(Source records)
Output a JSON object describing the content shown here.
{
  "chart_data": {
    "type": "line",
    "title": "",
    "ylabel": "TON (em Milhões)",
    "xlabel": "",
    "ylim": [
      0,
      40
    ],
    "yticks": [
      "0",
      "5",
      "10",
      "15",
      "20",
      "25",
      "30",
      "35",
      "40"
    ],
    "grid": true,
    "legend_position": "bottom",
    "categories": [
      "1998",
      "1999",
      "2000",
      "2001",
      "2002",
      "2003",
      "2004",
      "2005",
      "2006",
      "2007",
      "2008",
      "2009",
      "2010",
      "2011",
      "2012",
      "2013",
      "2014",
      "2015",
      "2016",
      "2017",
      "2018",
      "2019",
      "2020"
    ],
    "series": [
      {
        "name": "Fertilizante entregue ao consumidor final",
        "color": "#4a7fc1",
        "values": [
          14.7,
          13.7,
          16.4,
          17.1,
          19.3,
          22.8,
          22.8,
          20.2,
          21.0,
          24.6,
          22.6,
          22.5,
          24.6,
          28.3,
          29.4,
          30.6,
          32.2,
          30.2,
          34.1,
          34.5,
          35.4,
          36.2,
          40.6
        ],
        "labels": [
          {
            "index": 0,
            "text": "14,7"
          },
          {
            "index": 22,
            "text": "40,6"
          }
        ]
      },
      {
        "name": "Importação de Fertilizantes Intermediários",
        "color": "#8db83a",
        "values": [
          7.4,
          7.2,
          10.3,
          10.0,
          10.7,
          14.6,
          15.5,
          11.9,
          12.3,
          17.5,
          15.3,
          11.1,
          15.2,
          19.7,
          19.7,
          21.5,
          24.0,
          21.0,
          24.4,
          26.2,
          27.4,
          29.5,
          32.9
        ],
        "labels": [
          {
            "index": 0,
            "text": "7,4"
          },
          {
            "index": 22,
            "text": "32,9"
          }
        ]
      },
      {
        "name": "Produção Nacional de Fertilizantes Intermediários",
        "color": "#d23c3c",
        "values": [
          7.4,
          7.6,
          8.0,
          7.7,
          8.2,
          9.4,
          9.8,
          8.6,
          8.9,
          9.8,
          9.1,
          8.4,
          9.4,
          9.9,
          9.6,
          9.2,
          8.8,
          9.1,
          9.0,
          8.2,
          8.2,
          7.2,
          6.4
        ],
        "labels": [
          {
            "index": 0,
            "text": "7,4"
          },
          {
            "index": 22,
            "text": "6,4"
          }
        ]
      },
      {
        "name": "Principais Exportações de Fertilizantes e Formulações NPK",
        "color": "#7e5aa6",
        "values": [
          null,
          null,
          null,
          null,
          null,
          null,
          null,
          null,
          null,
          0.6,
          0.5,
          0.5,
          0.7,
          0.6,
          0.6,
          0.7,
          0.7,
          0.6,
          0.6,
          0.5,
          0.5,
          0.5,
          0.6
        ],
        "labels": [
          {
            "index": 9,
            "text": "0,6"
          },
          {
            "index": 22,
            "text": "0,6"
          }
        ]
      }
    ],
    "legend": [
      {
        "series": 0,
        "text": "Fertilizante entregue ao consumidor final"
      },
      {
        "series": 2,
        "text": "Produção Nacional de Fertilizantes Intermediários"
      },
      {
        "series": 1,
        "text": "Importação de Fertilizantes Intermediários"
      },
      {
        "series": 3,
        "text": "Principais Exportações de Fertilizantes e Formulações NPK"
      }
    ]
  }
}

*The task*: Copy out the material above in its entirety. Every detail must match.

*Exercise answer*:
Output a JSON object describing the content shown here.
{
  "chart_data": {
    "type": "line",
    "title": "",
    "ylabel": "TON (em Milhões)",
    "xlabel": "",
    "ylim": [
      0,
      40
    ],
    "yticks": [
      "0",
      "5",
      "10",
      "15",
      "20",
      "25",
      "30",
      "35",
      "40"
    ],
    "grid": true,
    "legend_position": "bottom",
    "categories": [
      "1998",
      "1999",
      "2000",
      "2001",
      "2002",
      "2003",
      "2004",
      "2005",
      "2006",
      "2007",
      "2008",
      "2009",
      "2010",
      "2011",
      "2012",
      "2013",
      "2014",
      "2015",
      "2016",
      "2017",
      "2018",
      "2019",
      "2020"
    ],
    "series": [
      {
        "name": "Fertilizante entregue ao consumidor final",
        "color": "#4a7fc1",
        "values": [
          14.7,
          13.7,
          16.4,
          17.1,
          19.3,
          22.8,
          22.8,
          20.2,
          21.0,
          24.6,
          22.6,
          22.5,
          24.6,
          28.3,
          29.4,
          30.6,
          32.2,
          30.2,
          34.1,
          34.5,
          35.4,
          36.2,
          40.6
        ],
        "labels": [
          {
            "index": 0,
            "text": "14,7"
          },
          {
            "index": 22,
            "text": "40,6"
          }
        ]
      },
      {
        "name": "Importação de Fertilizantes Intermediários",
        "color": "#8db83a",
        "values": [
          7.4,
          7.2,
          10.3,
          10.0,
          10.7,
          14.6,
          15.5,
          11.9,
          12.3,
          17.5,
          15.3,
          11.1,
          15.2,
          19.7,
          19.7,
          21.5,
          24.0,
          21.0,
          24.4,
          26.2,
          27.4,
          29.5,
          32.9
        ],
        "labels": [
          {
            "index": 0,
            "text": "7,4"
          },
          {
            "index": 22,
            "text": "32,9"
          }
        ]
      },
      {
        "name": "Produção Nacional de Fertilizantes Intermediários",
        "color": "#d23c3c",
        "values": [
          7.4,
          7.6,
          8.0,
          7.7,
          8.2,
          9.4,
          9.8,
          8.6,
          8.9,
          9.8,
          9.1,
          8.4,
          9.4,
          9.9,
          9.6,
          9.2,
          8.8,
          9.1,
          9.0,
          8.2,
          8.2,
          7.2,
          6.4
        ],
        "labels": [
          {
            "index": 0,
            "text": "7,4"
          },
          {
            "index": 22,
            "text": "6,4"
          }
        ]
      },
      {
        "name": "Principais Exportações de Fertilizantes e Formulações NPK",
        "color": "#7e5aa6",
        "values": [
          null,
          null,
          null,
          null,
          null,
          null,
          null,
          null,
          null,
          0.6,
          0.5,
          0.5,
          0.7,
          0.6,
          0.6,
          0.7,
          0.7,
          0.6,
          0.6,
          0.5,
          0.5,
          0.5,
          0.6
        ],
        "labels": [
          {
            "index": 9,
            "text": "0,6"
          },
          {
            "index": 22,
            "text": "0,6"
          }
        ]
      }
    ],
    "legend": [
      {
        "series": 0,
        "text": "Fertilizante entregue ao consumidor final"
      },
      {
        "series": 2,
        "text": "Produção Nacional de Fertilizantes Intermediários"
      },
      {
        "series": 1,
        "text": "Importação de Fertilizantes Intermediários"
      },
      {
        "series": 3,
        "text": "Principais Exportações de Fertilizantes e Formulações NPK"
      }
    ]
  }
}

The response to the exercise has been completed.